## GIVEN INFORMATION
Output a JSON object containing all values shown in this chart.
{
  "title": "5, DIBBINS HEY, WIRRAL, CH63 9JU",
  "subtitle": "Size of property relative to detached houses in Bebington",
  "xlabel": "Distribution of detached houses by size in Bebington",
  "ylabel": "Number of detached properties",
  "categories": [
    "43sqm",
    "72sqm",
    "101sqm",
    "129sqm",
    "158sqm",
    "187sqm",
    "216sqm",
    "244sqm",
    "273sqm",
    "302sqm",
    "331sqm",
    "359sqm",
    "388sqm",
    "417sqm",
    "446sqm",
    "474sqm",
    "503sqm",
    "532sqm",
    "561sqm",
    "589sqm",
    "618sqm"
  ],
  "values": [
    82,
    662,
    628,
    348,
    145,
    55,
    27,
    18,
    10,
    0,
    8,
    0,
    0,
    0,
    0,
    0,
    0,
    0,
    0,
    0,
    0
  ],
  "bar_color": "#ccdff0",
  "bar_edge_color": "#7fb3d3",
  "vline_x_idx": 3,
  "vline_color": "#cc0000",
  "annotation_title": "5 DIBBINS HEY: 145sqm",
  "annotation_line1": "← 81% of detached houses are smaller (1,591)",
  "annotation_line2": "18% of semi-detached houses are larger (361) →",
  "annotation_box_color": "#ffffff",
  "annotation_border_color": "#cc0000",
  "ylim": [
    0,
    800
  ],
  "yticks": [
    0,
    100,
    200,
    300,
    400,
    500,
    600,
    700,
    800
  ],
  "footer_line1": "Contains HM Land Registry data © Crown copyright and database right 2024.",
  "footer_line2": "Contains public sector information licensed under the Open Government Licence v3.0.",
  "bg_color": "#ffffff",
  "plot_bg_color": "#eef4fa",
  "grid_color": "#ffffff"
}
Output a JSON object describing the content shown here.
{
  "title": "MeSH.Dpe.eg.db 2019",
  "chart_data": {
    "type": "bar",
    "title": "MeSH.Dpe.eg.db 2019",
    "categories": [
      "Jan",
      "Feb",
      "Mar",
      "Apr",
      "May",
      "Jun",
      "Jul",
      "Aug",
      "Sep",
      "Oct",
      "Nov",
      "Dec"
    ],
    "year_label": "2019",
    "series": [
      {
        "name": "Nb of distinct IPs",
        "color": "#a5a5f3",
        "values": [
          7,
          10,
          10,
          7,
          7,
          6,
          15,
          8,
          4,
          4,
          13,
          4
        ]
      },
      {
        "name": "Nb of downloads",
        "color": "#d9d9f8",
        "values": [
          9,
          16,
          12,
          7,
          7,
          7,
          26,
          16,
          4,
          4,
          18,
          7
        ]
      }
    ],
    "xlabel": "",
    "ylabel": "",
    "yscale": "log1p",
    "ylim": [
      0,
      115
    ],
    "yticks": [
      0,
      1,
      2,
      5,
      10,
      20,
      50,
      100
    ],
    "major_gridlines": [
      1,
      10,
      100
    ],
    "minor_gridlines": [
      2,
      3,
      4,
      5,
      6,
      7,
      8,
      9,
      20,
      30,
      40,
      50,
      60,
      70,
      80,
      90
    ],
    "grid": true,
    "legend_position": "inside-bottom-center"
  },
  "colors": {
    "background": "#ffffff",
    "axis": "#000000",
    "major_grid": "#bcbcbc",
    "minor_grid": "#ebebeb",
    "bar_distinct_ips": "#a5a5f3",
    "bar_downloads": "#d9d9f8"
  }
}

## SHORT EXERCISE
Above are the records; retype every one exactly.

## PROBLEM SOLUTION
Output a JSON object containing all values shown in this chart.
{
  "title": "5, DIBBINS HEY, WIRRAL, CH63 9JU",
  "subtitle": "Size of property relative to detached houses in Bebington",
  "xlabel": "Distribution of detached houses by size in Bebington",
  "ylabel": "Number of detached properties",
  "categories": [
    "43sqm",
    "72sqm",
    "101sqm",
    "129sqm",
    "158sqm",
    "187sqm",
    "216sqm",
    "244sqm",
    "273sqm",
    "302sqm",
    "331sqm",
    "359sqm",
    "388sqm",
    "417sqm",
    "446sqm",
    "474sqm",
    "503sqm",
    "532sqm",
    "561sqm",
    "589sqm",
    "618sqm"
  ],
  "values": [
    82,
    662,
    628,
    348,
    145,
    55,
    27,
    18,
    10,
    0,
    8,
    0,
    0,
    0,
    0,
    0,
    0,
    0,
    0,
    0,
    0
  ],
  "bar_color": "#ccdff0",
  "bar_edge_color": "#7fb3d3",
  "vline_x_idx": 3,
  "vline_color": "#cc0000",
  "annotation_title": "5 DIBBINS HEY: 145sqm",
  "annotation_line1": "← 81% of detached houses are smaller (1,591)",
  "annotation_line2": "18% of semi-detached houses are larger (361) →",
  "annotation_box_color": "#ffffff",
  "annotation_border_color": "#cc0000",
  "ylim": [
    0,
    800
  ],
  "yticks": [
    0,
    100,
    200,
    300,
    400,
    500,
    600,
    700,
    800
  ],
  "footer_line1": "Contains HM Land Registry data © Crown copyright and database right 2024.",
  "footer_line2": "Contains public sector information licensed under the Open Government Licence v3.0.",
  "bg_color": "#ffffff",
  "plot_bg_color": "#eef4fa",
  "grid_color": "#ffffff"
}
Output a JSON object describing the content shown here.
{
  "title": "MeSH.Dpe.eg.db 2019",
  "chart_data": {
    "type": "bar",
    "title": "MeSH.Dpe.eg.db 2019",
    "categories": [
      "Jan",
      "Feb",
      "Mar",
      "Apr",
      "May",
      "Jun",
      "Jul",
      "Aug",
      "Sep",
      "Oct",
      "Nov",
      "Dec"
    ],
    "year_label": "2019",
    "series": [
      {
        "name": "Nb of distinct IPs",
        "color": "#a5a5f3",
        "values": [
          7,
          10,
          10,
          7,
          7,
          6,
          15,
          8,
          4,
          4,
          13,
          4
        ]
      },
      {
        "name": "Nb of downloads",
        "color": "#d9d9f8",
        "values": [
          9,
          16,
          12,
          7,
          7,
          7,
          26,
          16,
          4,
          4,
          18,
          7
        ]
      }
    ],
    "xlabel": "",
    "ylabel": "",
    "yscale": "log1p",
    "ylim": [
      0,
      115
    ],
    "yticks": [
      0,
      1,
      2,
      5,
      10,
      20,
      50,
      100
    ],
    "major_gridlines": [
      1,
      10,
      100
    ],
    "minor_gridlines": [
      2,
      3,
      4,
      5,
      6,
      7,
      8,
      9,
      20,
      30,
      40,
      50,
      60,
      70,
      80,
      90
    ],
    "grid": true,
    "legend_position": "inside-bottom-center"
  },
  "colors": {
    "background": "#ffffff",
    "axis": "#000000",
    "major_grid": "#bcbcbc",
    "minor_grid": "#ebebeb",
    "bar_distinct_ips": "#a5a5f3",
    "bar_downloads": "#d9d9f8"
  }
}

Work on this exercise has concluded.